Please repeat all of the listing exactly.

--- Start Items ---

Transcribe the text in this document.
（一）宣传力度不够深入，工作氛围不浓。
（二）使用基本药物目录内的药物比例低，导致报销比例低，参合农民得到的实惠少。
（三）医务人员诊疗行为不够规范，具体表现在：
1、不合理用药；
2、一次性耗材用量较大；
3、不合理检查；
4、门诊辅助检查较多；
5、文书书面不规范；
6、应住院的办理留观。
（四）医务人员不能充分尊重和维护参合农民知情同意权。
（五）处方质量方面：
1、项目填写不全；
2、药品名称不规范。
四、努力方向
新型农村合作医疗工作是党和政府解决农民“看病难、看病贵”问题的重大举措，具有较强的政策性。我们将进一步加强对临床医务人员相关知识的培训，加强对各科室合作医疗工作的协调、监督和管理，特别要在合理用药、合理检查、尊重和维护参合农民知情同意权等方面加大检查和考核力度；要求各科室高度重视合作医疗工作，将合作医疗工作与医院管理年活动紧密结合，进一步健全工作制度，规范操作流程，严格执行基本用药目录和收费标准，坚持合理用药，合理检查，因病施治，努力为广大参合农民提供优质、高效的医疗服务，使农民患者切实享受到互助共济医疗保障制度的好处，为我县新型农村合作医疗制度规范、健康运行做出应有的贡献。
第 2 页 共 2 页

--- End Items ---

### Solution for this exercise
Transcribe the text in this document.
（一）宣传力度不够深入，工作氛围不浓。
（二）使用基本药物目录内的药物比例低，导致报销比例低，参合农民得到的实惠少。
（三）医务人员诊疗行为不够规范，具体表现在：
1、不合理用药；
2、一次性耗材用量较大；
3、不合理检查；
4、门诊辅助检查较多；
5、文书书面不规范；
6、应住院的办理留观。
（四）医务人员不能充分尊重和维护参合农民知情同意权。
（五）处方质量方面：
1、项目填写不全；
2、药品名称不规范。
四、努力方向
新型农村合作医疗工作是党和政府解决农民“看病难、看病贵”问题的重大举措，具有较强的政策性。我们将进一步加强对临床医务人员相关知识的培训，加强对各科室合作医疗工作的协调、监督和管理，特别要在合理用药、合理检查、尊重和维护参合农民知情同意权等方面加大检查和考核力度；要求各科室高度重视合作医疗工作，将合作医疗工作与医院管理年活动紧密结合，进一步健全工作制度，规范操作流程，严格执行基本用药目录和收费标准，坚持合理用药，合理检查，因病施治，努力为广大参合农民提供优质、高效的医疗服务，使农民患者切实享受到互助共济医疗保障制度的好处，为我县新型农村合作医疗制度规范、健康运行做出应有的贡献。
第 2 页 共 2 页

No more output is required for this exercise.